Stored records:
■ ■ ■ ■ ■

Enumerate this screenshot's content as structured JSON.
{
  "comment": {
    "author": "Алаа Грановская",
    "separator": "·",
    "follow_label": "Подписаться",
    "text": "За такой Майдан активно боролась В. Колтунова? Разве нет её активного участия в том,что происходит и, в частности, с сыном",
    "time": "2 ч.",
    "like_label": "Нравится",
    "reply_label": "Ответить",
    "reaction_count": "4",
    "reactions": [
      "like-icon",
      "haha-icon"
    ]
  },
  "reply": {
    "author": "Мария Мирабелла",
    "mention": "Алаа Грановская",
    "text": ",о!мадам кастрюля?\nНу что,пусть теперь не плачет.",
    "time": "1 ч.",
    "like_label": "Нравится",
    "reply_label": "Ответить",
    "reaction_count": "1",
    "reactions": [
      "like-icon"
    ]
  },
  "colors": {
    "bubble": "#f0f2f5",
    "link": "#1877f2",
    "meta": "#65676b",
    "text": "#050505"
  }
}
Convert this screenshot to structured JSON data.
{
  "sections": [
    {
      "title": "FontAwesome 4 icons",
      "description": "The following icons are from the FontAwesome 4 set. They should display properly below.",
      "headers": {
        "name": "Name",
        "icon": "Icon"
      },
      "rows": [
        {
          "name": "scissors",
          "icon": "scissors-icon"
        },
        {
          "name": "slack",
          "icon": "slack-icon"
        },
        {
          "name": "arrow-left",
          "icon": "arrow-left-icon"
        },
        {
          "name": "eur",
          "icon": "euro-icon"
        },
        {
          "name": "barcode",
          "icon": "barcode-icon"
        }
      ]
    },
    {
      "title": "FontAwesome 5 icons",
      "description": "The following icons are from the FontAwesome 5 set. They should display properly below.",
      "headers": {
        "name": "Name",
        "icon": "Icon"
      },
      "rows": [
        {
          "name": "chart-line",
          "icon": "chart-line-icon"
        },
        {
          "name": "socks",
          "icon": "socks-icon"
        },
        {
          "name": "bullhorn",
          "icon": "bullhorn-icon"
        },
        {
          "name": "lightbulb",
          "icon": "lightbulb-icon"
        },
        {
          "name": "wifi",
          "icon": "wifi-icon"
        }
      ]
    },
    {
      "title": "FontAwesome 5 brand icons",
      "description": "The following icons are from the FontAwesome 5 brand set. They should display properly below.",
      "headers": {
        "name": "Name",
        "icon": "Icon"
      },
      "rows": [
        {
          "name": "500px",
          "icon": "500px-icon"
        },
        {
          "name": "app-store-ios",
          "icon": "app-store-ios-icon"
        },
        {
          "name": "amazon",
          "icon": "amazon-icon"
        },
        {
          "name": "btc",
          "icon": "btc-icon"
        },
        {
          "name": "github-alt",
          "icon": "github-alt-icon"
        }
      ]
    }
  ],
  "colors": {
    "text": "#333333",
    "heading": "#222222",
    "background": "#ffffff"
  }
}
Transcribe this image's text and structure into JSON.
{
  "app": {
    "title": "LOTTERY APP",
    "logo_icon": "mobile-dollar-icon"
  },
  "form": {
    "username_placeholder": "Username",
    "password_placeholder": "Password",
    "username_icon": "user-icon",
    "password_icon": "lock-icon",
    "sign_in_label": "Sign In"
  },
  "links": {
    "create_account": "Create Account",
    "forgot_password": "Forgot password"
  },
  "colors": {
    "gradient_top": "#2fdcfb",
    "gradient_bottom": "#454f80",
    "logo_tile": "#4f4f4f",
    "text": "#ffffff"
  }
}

■ ■ ■ ■ ■

What the exercise asks:
Reproduce each entry from the records above, character for character.

Solved problem:
Enumerate this screenshot's content as structured JSON.
{
  "comment": {
    "author": "Алаа Грановская",
    "separator": "·",
    "follow_label": "Подписаться",
    "text": "За такой Майдан активно боролась В. Колтунова? Разве нет её активного участия в том,что происходит и, в частности, с сыном",
    "time": "2 ч.",
    "like_label": "Нравится",
    "reply_label": "Ответить",
    "reaction_count": "4",
    "reactions": [
      "like-icon",
      "haha-icon"
    ]
  },
  "reply": {
    "author": "Мария Мирабелла",
    "mention": "Алаа Грановская",
    "text": ",о!мадам кастрюля?\nНу что,пусть теперь не плачет.",
    "time": "1 ч.",
    "like_label": "Нравится",
    "reply_label": "Ответить",
    "reaction_count": "1",
    "reactions": [
      "like-icon"
    ]
  },
  "colors": {
    "bubble": "#f0f2f5",
    "link": "#1877f2",
    "meta": "#65676b",
    "text": "#050505"
  }
}
Convert this screenshot to structured JSON data.
{
  "sections": [
    {
      "title": "FontAwesome 4 icons",
      "description": "The following icons are from the FontAwesome 4 set. They should display properly below.",
      "headers": {
        "name": "Name",
        "icon": "Icon"
      },
      "rows": [
        {
          "name": "scissors",
          "icon": "scissors-icon"
        },
        {
          "name": "slack",
          "icon": "slack-icon"
        },
        {
          "name": "arrow-left",
          "icon": "arrow-left-icon"
        },
        {
          "name": "eur",
          "icon": "euro-icon"
        },
        {
          "name": "barcode",
          "icon": "barcode-icon"
        }
      ]
    },
    {
      "title": "FontAwesome 5 icons",
      "description": "The following icons are from the FontAwesome 5 set. They should display properly below.",
      "headers": {
        "name": "Name",
        "icon": "Icon"
      },
      "rows": [
        {
          "name": "chart-line",
          "icon": "chart-line-icon"
        },
        {
          "name": "socks",
          "icon": "socks-icon"
        },
        {
          "name": "bullhorn",
          "icon": "bullhorn-icon"
        },
        {
          "name": "lightbulb",
          "icon": "lightbulb-icon"
        },
        {
          "name": "wifi",
          "icon": "wifi-icon"
        }
      ]
    },
    {
      "title": "FontAwesome 5 brand icons",
      "description": "The following icons are from the FontAwesome 5 brand set. They should display properly below.",
      "headers": {
        "name": "Name",
        "icon": "Icon"
      },
      "rows": [
        {
          "name": "500px",
          "icon": "500px-icon"
        },
        {
          "name": "app-store-ios",
          "icon": "app-store-ios-icon"
        },
        {
          "name": "amazon",
          "icon": "amazon-icon"
        },
        {
          "name": "btc",
          "icon": "btc-icon"
        },
        {
          "name": "github-alt",
          "icon": "github-alt-icon"
        }
      ]
    }
  ],
  "colors": {
    "text": "#333333",
    "heading": "#222222",
    "background": "#ffffff"
  }
}
Transcribe this image's text and structure into JSON.
{
  "app": {
    "title": "LOTTERY APP",
    "logo_icon": "mobile-dollar-icon"
  },
  "form": {
    "username_placeholder": "Username",
    "password_placeholder": "Password",
    "username_icon": "user-icon",
    "password_icon": "lock-icon",
    "sign_in_label": "Sign In"
  },
  "links": {
    "create_account": "Create Account",
    "forgot_password": "Forgot password"
  },
  "colors": {
    "gradient_top": "#2fdcfb",
    "gradient_bottom": "#454f80",
    "logo_tile": "#4f4f4f",
    "text": "#ffffff"
  }
}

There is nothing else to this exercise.